WHAT YOU NEED TO DO:
Using the records below, give the number of lines where the word "color" appears, with no further output.

EXERCISE DATA:
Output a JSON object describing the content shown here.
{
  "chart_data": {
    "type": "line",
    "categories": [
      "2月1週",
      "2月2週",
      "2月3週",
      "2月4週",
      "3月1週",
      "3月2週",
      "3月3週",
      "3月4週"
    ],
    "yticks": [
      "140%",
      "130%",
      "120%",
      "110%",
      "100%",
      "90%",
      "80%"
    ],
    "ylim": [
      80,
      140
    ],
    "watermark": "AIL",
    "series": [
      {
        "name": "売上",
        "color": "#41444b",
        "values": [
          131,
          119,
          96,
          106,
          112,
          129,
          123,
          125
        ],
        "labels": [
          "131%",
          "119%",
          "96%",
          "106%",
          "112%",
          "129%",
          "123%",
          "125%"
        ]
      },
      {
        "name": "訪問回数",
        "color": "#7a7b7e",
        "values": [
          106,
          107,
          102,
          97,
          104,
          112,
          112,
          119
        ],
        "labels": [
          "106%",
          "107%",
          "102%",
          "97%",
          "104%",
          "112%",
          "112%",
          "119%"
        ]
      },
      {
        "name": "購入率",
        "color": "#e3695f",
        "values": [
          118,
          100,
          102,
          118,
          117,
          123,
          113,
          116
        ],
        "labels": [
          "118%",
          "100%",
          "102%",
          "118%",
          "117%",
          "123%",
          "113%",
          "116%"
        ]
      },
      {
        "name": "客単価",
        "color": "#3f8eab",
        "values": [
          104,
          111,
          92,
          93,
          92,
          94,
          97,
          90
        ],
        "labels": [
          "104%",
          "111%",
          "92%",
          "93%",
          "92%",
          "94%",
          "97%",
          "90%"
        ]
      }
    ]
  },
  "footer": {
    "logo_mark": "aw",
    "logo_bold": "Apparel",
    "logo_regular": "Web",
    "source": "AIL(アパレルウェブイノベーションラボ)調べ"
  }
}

WRITTEN RESPONSE:
4